══ MATERIAL SUPPLIED

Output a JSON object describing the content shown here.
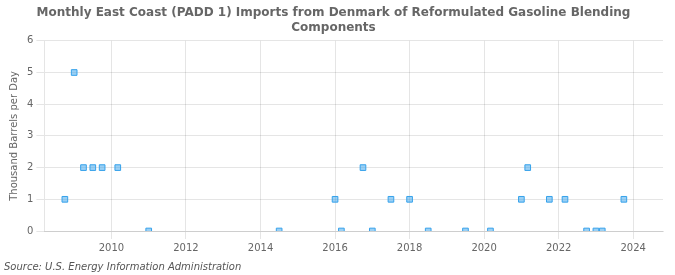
{
  "chart_data": {
    "type": "scatter",
    "title": "Monthly East Coast (PADD 1) Imports from Denmark of Reformulated Gasoline Blending\nComponents",
    "ylabel": "Thousand Barrels per Day",
    "source": "Source: U.S. Energy Information Administration",
    "x": [
      2008.75,
      2009.0,
      2009.25,
      2009.5,
      2009.75,
      2010.17,
      2011.0,
      2014.5,
      2016.0,
      2016.17,
      2016.75,
      2017.0,
      2017.5,
      2018.0,
      2018.5,
      2019.5,
      2020.17,
      2021.0,
      2021.17,
      2021.75,
      2022.17,
      2022.75,
      2023.0,
      2023.17,
      2023.75
    ],
    "values": [
      1,
      5,
      2,
      2,
      2,
      2,
      0,
      0,
      1,
      0,
      2,
      0,
      1,
      1,
      0,
      0,
      0,
      1,
      2,
      1,
      1,
      0,
      0,
      0,
      1
    ],
    "marker": "square",
    "xlim": [
      2008.2,
      2024.8
    ],
    "xticks": [
      2010,
      2012,
      2014,
      2016,
      2018,
      2020,
      2022,
      2024
    ],
    "ylim": [
      0,
      6
    ],
    "yticks": [
      0,
      1,
      2,
      3,
      4,
      5,
      6
    ],
    "grid": true
  }
}
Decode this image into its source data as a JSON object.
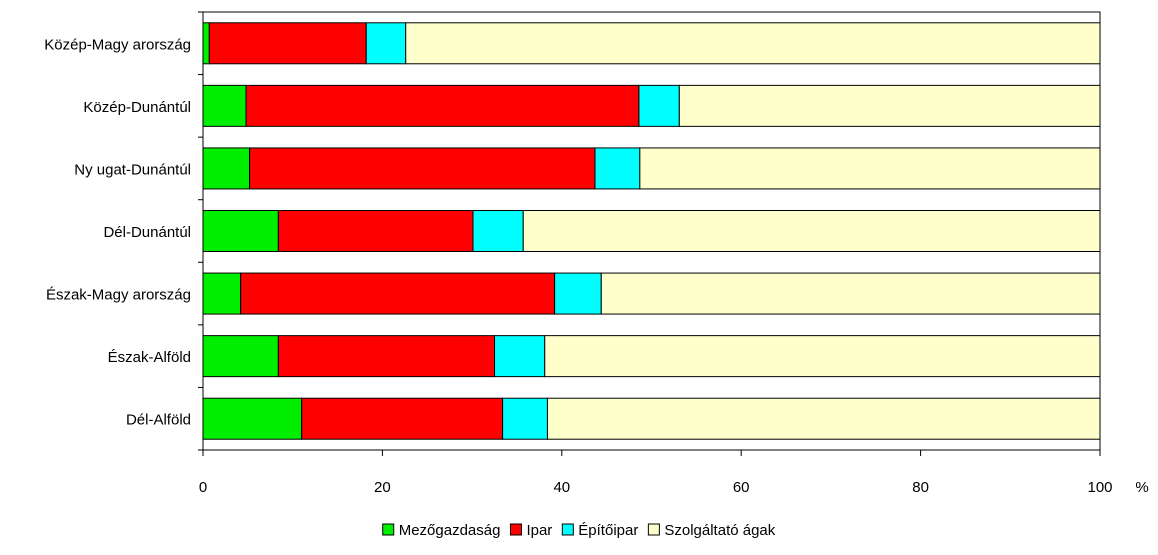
{
  "chart_data": {
    "type": "bar",
    "orientation": "horizontal",
    "stacked": true,
    "categories": [
      "Közép-Magy arország",
      "Közép-Dunántúl",
      "Ny ugat-Dunántúl",
      "Dél-Dunántúl",
      "Észak-Magy arország",
      "Észak-Alföld",
      "Dél-Alföld"
    ],
    "series": [
      {
        "name": "Mezőgazdaság",
        "color": "#00ee00",
        "values": [
          0.7,
          4.8,
          5.2,
          8.4,
          4.2,
          8.4,
          11.0
        ]
      },
      {
        "name": "Ipar",
        "color": "#ff0000",
        "values": [
          17.5,
          43.8,
          38.5,
          21.7,
          35.0,
          24.1,
          22.4
        ]
      },
      {
        "name": "Építőipar",
        "color": "#00ffff",
        "values": [
          4.4,
          4.5,
          5.0,
          5.6,
          5.2,
          5.6,
          5.0
        ]
      },
      {
        "name": "Szolgáltató ágak",
        "color": "#ffffcc",
        "values": [
          77.4,
          46.9,
          51.3,
          64.3,
          55.6,
          61.9,
          61.6
        ]
      }
    ],
    "xlim": [
      0,
      100
    ],
    "xticks": [
      0,
      20,
      40,
      60,
      80,
      100
    ],
    "xlabel": "%",
    "title": "",
    "ylabel": "",
    "grid": false,
    "legend_position": "bottom"
  }
}
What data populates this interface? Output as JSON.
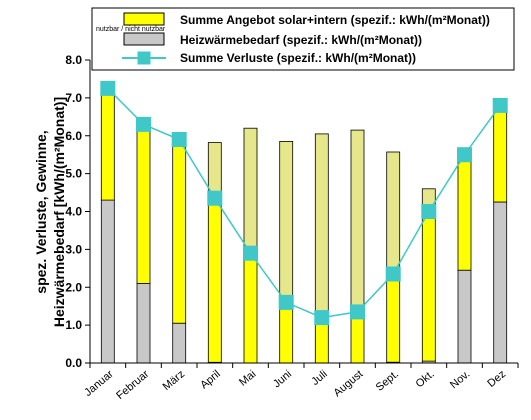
{
  "chart_data": {
    "type": "bar",
    "stacked": true,
    "categories": [
      "Januar",
      "Februar",
      "März",
      "April",
      "Mai",
      "Juni",
      "Juli",
      "August",
      "Sept.",
      "Okt.",
      "Nov.",
      "Dez"
    ],
    "ylabel_line1": "spez. Verluste, Gewinne,",
    "ylabel_line2": "Heizwärmebedarf [kWh/(m²Monat)]",
    "ylim": [
      0,
      8
    ],
    "yticks": [
      "0.0",
      "1.0",
      "2.0",
      "3.0",
      "4.0",
      "5.0",
      "6.0",
      "7.0",
      "8.0"
    ],
    "grid": false,
    "legend_position": "top-right",
    "legend_note": "nutzbar / nicht nutzbar",
    "series": [
      {
        "name": "Heizwärmebedarf (spezif.: kWh/(m²Monat))",
        "kind": "bar",
        "color": "#c8c8c8",
        "values": [
          4.3,
          2.1,
          1.05,
          0.02,
          0.0,
          0.0,
          0.0,
          0.0,
          0.02,
          0.05,
          2.45,
          4.25
        ]
      },
      {
        "name": "Summe Angebot solar+intern (spezif.: kWh/(m²Monat)) nutzbar",
        "kind": "bar",
        "color": "#ffff00",
        "values": [
          2.95,
          4.2,
          4.85,
          4.3,
          2.9,
          1.6,
          1.2,
          1.35,
          2.35,
          3.95,
          3.05,
          2.55
        ]
      },
      {
        "name": "Summe Angebot solar+intern (spezif.: kWh/(m²Monat)) nicht nutzbar",
        "kind": "bar",
        "color": "#e6e68a",
        "values": [
          0.0,
          0.0,
          0.0,
          1.5,
          3.3,
          4.25,
          4.85,
          4.8,
          3.2,
          0.6,
          0.0,
          0.0
        ]
      },
      {
        "name": "Summe Verluste  (spezif.: kWh/(m²Monat))",
        "kind": "line",
        "color": "#40c8c8",
        "values": [
          7.25,
          6.3,
          5.9,
          4.35,
          2.9,
          1.6,
          1.2,
          1.35,
          2.35,
          4.0,
          5.5,
          6.8
        ]
      }
    ],
    "legend": [
      {
        "label": "Summe Angebot solar+intern (spezif.: kWh/(m²Monat))",
        "swatch": "bar-yellow"
      },
      {
        "label": "Heizwärmebedarf (spezif.: kWh/(m²Monat))",
        "swatch": "bar-gray"
      },
      {
        "label": "Summe Verluste  (spezif.: kWh/(m²Monat))",
        "swatch": "line-marker"
      }
    ]
  },
  "colors": {
    "yellow": "#ffff00",
    "khaki": "#e6e68a",
    "gray": "#c8c8c8",
    "line": "#40c8c8",
    "marker": "#40c8c8"
  }
}
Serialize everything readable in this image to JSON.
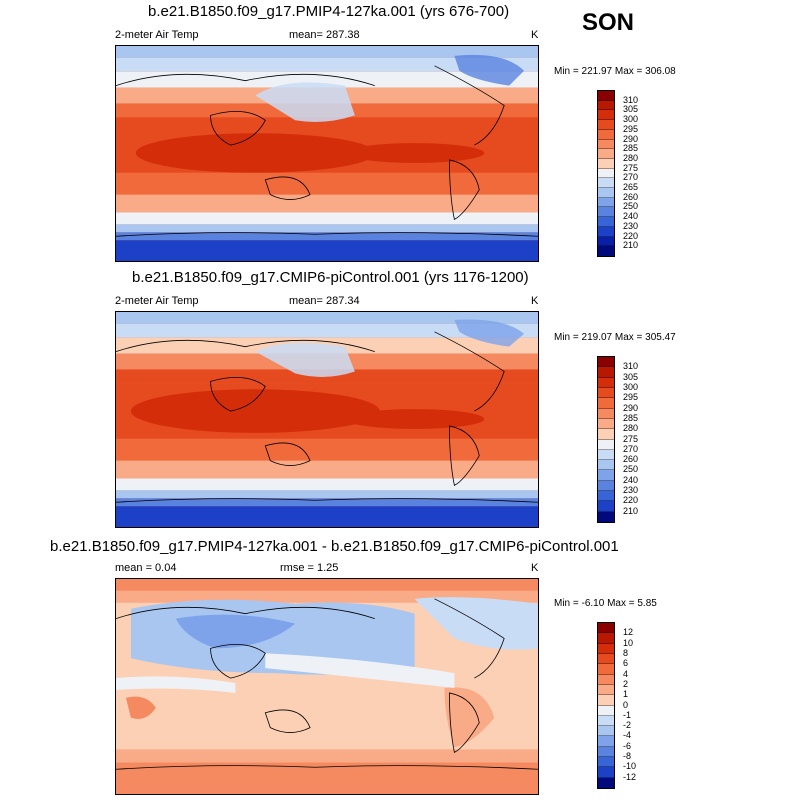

════

_EXERCISE:_ Using the records above, retype everything exactly except the pictures.

_IN RESPONSE:_
Output a JSON object describing the content shown here.
{
  "chart_data": {
    "type": "scatter",
    "title": "Monthly East Coast (PADD 1) Imports from Denmark of Reformulated Gasoline Blending\nComponents",
    "ylabel": "Thousand Barrels per Day",
    "source": "Source: U.S. Energy Information Administration",
    "x": [
      2008.75,
      2009.0,
      2009.25,
      2009.5,
      2009.75,
      2010.17,
      2011.0,
      2014.5,
      2016.0,
      2016.17,
      2016.75,
      2017.0,
      2017.5,
      2018.0,
      2018.5,
      2019.5,
      2020.17,
      2021.0,
      2021.17,
      2021.75,
      2022.17,
      2022.75,
      2023.0,
      2023.17,
      2023.75
    ],
    "values": [
      1,
      5,
      2,
      2,
      2,
      2,
      0,
      0,
      1,
      0,
      2,
      0,
      1,
      1,
      0,
      0,
      0,
      1,
      2,
      1,
      1,
      0,
      0,
      0,
      1
    ],
    "marker": "square",
    "xlim": [
      2008.2,
      2024.8
    ],
    "xticks": [
      2010,
      2012,
      2014,
      2016,
      2018,
      2020,
      2022,
      2024
    ],
    "ylim": [
      0,
      6
    ],
    "yticks": [
      0,
      1,
      2,
      3,
      4,
      5,
      6
    ],
    "grid": true
  }
}
Decode this image into its source data as a JSON object.
{
  "chart_data": {
    "type": "bar",
    "orientation": "horizontal",
    "stacked": true,
    "categories": [
      "Közép-Magy arország",
      "Közép-Dunántúl",
      "Ny ugat-Dunántúl",
      "Dél-Dunántúl",
      "Észak-Magy arország",
      "Észak-Alföld",
      "Dél-Alföld"
    ],
    "series": [
      {
        "name": "Mezőgazdaság",
        "color": "#00ee00",
        "values": [
          0.7,
          4.8,
          5.2,
          8.4,
          4.2,
          8.4,
          11.0
        ]
      },
      {
        "name": "Ipar",
        "color": "#ff0000",
        "values": [
          17.5,
          43.8,
          38.5,
          21.7,
          35.0,
          24.1,
          22.4
        ]
      },
      {
        "name": "Építőipar",
        "color": "#00ffff",
        "values": [
          4.4,
          4.5,
          5.0,
          5.6,
          5.2,
          5.6,
          5.0
        ]
      },
      {
        "name": "Szolgáltató ágak",
        "color": "#ffffcc",
        "values": [
          77.4,
          46.9,
          51.3,
          64.3,
          55.6,
          61.9,
          61.6
        ]
      }
    ],
    "xlim": [
      0,
      100
    ],
    "xticks": [
      0,
      20,
      40,
      60,
      80,
      100
    ],
    "xlabel": "%",
    "title": "",
    "ylabel": "",
    "grid": false,
    "legend_position": "bottom"
  }
}
What data populates this interface? Output as JSON.
{
  "chart_data": {
    "type": "bar",
    "stacked": true,
    "categories": [
      "Januar",
      "Februar",
      "März",
      "April",
      "Mai",
      "Juni",
      "Juli",
      "August",
      "Sept.",
      "Okt.",
      "Nov.",
      "Dez"
    ],
    "ylabel_line1": "spez. Verluste, Gewinne,",
    "ylabel_line2": "Heizwärmebedarf [kWh/(m²Monat)]",
    "ylim": [
      0,
      8
    ],
    "yticks": [
      "0.0",
      "1.0",
      "2.0",
      "3.0",
      "4.0",
      "5.0",
      "6.0",
      "7.0",
      "8.0"
    ],
    "grid": false,
    "legend_position": "top-right",
    "legend_note": "nutzbar / nicht nutzbar",
    "series": [
      {
        "name": "Heizwärmebedarf (spezif.: kWh/(m²Monat))",
        "kind": "bar",
        "color": "#c8c8c8",
        "values": [
          4.3,
          2.1,
          1.05,
          0.02,
          0.0,
          0.0,
          0.0,
          0.0,
          0.02,
          0.05,
          2.45,
          4.25
        ]
      },
      {
        "name": "Summe Angebot solar+intern (spezif.: kWh/(m²Monat)) nutzbar",
        "kind": "bar",
        "color": "#ffff00",
        "values": [
          2.95,
          4.2,
          4.85,
          4.3,
          2.9,
          1.6,
          1.2,
          1.35,
          2.35,
          3.95,
          3.05,
          2.55
        ]
      },
      {
        "name": "Summe Angebot solar+intern (spezif.: kWh/(m²Monat)) nicht nutzbar",
        "kind": "bar",
        "color": "#e6e68a",
        "values": [
          0.0,
          0.0,
          0.0,
          1.5,
          3.3,
          4.25,
          4.85,
          4.8,
          3.2,
          0.6,
          0.0,
          0.0
        ]
      },
      {
        "name": "Summe Verluste  (spezif.: kWh/(m²Monat))",
        "kind": "line",
        "color": "#40c8c8",
        "values": [
          7.25,
          6.3,
          5.9,
          4.35,
          2.9,
          1.6,
          1.2,
          1.35,
          2.35,
          4.0,
          5.5,
          6.8
        ]
      }
    ],
    "legend": [
      {
        "label": "Summe Angebot solar+intern (spezif.: kWh/(m²Monat))",
        "swatch": "bar-yellow"
      },
      {
        "label": "Heizwärmebedarf (spezif.: kWh/(m²Monat))",
        "swatch": "bar-gray"
      },
      {
        "label": "Summe Verluste  (spezif.: kWh/(m²Monat))",
        "swatch": "line-marker"
      }
    ]
  },
  "colors": {
    "yellow": "#ffff00",
    "khaki": "#e6e68a",
    "gray": "#c8c8c8",
    "line": "#40c8c8",
    "marker": "#40c8c8"
  }
}
Serialize everything readable in this image to JSON.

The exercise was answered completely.